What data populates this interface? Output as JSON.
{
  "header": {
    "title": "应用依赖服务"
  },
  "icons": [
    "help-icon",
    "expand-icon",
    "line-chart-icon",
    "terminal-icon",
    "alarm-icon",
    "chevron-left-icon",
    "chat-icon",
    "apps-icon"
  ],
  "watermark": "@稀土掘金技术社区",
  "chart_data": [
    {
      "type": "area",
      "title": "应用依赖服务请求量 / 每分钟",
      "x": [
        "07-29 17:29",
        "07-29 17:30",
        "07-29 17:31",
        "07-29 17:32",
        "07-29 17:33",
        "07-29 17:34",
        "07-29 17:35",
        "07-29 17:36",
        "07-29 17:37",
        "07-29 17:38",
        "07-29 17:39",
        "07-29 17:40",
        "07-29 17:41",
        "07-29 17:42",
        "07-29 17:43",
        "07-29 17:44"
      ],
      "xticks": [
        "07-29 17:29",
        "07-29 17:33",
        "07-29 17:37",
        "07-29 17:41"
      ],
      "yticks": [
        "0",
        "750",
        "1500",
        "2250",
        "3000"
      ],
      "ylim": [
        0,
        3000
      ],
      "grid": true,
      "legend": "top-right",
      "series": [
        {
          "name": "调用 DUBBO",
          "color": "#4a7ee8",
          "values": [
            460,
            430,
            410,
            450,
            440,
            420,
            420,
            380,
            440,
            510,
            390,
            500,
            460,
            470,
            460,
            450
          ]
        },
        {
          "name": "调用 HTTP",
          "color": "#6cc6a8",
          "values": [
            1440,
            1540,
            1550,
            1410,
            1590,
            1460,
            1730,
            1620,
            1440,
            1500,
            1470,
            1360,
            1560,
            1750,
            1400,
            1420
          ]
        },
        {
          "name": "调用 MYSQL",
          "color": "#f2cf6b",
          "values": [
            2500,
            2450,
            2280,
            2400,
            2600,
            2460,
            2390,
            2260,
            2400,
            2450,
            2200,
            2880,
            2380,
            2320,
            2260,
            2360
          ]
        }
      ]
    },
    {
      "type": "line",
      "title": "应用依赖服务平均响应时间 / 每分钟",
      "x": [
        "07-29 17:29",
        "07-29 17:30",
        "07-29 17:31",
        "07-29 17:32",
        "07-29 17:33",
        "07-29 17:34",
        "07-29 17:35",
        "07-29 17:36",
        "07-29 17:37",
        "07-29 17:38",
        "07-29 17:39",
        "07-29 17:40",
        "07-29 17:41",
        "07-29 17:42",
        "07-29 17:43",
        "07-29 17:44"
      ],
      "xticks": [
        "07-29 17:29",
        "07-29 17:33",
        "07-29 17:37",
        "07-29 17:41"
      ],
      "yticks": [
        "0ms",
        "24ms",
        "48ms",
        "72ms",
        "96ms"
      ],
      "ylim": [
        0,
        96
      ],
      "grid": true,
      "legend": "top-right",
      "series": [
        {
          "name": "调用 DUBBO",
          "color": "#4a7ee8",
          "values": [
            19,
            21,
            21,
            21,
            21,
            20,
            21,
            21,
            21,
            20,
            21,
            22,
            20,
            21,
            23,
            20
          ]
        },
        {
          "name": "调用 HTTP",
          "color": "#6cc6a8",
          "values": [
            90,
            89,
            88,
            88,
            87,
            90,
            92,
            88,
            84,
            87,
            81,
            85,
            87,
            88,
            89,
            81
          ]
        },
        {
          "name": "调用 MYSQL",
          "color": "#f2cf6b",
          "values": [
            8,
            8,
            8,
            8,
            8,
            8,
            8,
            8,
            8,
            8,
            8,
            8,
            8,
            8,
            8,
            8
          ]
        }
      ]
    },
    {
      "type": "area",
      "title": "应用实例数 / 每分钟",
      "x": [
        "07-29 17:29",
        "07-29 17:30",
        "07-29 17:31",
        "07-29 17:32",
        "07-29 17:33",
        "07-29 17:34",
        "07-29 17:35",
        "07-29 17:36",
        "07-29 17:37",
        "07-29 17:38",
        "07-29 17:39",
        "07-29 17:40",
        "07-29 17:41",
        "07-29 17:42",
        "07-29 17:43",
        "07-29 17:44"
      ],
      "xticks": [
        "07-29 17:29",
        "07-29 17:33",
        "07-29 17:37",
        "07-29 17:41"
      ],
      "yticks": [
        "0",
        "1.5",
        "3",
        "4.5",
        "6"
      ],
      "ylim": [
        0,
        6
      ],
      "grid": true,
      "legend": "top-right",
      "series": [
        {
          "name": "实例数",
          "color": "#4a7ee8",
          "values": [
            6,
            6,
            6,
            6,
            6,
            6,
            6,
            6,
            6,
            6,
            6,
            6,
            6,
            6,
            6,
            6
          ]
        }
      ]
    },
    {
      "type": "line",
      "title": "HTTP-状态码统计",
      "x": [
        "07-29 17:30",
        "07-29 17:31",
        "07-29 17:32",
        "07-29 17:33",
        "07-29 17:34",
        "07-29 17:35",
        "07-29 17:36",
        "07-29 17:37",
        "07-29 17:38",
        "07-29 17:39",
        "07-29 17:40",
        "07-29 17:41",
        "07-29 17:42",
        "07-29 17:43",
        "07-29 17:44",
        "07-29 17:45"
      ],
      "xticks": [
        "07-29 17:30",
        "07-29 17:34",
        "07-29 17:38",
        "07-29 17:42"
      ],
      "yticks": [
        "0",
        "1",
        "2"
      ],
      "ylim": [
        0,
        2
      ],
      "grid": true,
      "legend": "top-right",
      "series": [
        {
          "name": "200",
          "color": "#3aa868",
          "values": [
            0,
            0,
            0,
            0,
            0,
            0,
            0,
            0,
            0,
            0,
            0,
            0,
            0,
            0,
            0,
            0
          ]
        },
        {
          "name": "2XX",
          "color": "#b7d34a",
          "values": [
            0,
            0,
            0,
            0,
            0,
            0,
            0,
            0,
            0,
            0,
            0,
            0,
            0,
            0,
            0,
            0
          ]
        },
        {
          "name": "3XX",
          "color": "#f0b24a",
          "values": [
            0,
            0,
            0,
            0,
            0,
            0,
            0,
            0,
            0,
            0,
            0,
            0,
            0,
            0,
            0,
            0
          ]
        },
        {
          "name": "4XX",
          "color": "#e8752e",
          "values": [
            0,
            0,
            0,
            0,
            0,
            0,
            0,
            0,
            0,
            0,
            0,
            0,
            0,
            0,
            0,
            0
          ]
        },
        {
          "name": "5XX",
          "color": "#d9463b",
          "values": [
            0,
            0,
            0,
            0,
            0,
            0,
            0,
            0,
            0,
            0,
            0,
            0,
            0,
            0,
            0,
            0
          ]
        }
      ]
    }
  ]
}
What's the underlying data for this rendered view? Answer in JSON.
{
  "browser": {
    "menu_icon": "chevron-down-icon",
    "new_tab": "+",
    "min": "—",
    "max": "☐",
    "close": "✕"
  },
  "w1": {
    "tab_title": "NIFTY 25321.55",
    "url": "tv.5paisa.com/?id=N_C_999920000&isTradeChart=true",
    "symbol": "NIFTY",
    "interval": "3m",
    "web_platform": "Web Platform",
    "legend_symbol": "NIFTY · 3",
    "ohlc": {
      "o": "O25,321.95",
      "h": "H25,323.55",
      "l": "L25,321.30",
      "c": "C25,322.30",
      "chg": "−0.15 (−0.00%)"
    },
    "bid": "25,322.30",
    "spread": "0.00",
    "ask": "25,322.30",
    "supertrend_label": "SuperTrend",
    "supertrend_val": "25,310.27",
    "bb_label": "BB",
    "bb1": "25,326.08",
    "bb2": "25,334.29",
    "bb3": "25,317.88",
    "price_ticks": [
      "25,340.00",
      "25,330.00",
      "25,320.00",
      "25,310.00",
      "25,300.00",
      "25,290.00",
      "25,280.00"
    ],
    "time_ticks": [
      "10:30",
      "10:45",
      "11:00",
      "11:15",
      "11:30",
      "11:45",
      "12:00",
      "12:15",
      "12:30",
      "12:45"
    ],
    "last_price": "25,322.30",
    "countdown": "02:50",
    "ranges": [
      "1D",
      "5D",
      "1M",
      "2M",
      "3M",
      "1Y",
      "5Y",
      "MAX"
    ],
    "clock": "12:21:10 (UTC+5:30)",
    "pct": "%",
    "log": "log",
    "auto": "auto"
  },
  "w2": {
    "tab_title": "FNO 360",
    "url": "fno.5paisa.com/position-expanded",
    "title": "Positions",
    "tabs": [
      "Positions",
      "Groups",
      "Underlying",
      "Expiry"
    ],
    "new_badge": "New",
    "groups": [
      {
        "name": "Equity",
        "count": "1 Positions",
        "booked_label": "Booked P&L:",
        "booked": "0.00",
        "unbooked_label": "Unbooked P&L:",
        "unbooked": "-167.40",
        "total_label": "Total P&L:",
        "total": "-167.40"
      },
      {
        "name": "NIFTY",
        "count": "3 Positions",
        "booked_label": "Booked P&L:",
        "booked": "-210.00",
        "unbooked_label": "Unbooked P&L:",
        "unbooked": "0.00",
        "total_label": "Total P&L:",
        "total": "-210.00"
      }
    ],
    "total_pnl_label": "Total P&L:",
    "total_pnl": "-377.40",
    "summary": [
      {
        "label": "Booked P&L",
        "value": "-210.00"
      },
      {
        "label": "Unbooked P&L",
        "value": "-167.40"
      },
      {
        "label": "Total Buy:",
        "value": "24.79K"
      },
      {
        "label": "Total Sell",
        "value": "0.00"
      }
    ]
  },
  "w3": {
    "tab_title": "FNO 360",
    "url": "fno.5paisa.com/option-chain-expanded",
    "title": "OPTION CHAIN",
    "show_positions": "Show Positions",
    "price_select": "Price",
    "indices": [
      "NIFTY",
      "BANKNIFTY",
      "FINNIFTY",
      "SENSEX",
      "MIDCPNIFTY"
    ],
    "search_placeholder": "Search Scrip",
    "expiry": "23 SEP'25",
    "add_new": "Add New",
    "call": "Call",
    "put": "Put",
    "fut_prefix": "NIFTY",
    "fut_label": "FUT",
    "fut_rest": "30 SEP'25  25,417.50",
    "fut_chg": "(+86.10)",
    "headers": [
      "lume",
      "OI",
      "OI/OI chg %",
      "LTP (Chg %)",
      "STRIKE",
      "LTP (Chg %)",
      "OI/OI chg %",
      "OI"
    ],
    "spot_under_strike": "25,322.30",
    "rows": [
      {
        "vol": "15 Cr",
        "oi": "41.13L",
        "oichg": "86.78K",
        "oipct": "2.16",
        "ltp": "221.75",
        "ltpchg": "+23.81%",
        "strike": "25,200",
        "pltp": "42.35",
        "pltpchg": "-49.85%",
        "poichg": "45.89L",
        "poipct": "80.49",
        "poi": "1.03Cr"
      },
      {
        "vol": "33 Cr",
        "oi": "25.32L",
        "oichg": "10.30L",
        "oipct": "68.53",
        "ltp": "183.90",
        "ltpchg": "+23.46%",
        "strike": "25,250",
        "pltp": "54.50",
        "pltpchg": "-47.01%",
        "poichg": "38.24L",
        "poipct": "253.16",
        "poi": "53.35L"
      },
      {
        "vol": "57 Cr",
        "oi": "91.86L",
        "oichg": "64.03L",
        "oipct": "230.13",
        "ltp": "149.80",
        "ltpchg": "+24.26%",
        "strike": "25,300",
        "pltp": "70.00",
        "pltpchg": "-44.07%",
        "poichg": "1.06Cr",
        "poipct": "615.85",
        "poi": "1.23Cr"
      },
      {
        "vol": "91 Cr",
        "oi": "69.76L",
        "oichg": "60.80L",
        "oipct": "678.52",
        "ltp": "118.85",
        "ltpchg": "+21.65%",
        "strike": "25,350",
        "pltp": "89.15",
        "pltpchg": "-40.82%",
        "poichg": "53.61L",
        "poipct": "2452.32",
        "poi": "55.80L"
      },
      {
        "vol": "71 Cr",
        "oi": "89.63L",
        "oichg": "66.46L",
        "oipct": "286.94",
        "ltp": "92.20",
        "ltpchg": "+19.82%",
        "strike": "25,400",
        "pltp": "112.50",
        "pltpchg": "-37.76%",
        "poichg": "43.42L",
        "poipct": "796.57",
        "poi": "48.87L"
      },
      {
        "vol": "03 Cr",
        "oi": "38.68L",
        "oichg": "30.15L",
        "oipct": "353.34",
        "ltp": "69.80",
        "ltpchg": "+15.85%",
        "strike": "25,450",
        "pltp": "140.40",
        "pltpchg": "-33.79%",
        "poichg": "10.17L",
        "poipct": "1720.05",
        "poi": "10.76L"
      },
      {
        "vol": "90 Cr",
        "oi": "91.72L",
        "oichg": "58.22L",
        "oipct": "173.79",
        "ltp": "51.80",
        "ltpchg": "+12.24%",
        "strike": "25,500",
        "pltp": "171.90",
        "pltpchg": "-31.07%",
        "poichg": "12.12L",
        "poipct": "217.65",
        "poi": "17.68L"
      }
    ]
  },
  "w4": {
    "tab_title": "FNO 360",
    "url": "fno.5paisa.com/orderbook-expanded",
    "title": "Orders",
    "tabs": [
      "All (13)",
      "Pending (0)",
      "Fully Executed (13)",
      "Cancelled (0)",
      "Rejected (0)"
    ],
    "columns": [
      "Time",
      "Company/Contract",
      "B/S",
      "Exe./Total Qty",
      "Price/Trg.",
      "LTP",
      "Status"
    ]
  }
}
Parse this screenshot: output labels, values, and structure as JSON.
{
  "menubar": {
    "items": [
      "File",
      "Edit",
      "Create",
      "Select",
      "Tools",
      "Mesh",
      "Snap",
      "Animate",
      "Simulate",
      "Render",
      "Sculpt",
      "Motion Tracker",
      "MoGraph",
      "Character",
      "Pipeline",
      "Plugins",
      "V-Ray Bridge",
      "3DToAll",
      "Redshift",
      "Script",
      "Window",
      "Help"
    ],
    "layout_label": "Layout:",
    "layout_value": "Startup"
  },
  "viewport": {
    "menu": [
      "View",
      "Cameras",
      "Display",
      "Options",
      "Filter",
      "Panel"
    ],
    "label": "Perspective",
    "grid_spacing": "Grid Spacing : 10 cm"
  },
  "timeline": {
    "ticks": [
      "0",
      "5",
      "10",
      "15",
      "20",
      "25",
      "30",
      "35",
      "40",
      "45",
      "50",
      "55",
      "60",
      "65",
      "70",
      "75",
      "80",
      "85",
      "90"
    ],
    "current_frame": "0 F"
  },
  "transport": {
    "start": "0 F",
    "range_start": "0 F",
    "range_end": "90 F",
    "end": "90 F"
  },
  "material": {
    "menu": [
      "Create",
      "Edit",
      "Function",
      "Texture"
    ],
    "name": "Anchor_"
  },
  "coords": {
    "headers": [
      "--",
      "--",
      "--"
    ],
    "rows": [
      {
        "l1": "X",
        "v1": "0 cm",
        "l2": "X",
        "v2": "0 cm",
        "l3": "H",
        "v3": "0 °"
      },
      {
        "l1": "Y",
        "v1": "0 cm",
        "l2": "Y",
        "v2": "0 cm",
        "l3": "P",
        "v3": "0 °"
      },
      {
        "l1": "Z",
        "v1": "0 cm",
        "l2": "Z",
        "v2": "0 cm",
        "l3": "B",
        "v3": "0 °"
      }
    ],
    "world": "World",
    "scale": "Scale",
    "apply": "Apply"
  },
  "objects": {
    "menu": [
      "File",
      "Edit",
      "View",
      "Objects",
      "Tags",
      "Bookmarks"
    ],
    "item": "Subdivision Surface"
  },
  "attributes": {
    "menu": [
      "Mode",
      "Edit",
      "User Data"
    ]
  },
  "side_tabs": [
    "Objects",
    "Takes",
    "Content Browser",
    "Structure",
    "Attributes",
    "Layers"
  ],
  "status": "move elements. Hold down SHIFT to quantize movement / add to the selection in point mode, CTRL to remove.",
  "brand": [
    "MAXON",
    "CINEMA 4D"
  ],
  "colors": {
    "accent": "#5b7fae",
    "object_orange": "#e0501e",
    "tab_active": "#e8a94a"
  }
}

● Stated exercise:
Copy all lines of the material above where the string "What" occurs.

● Task result:
What data populates this interface? Output as JSON.
What's the underlying data for this rendered view? Answer in JSON.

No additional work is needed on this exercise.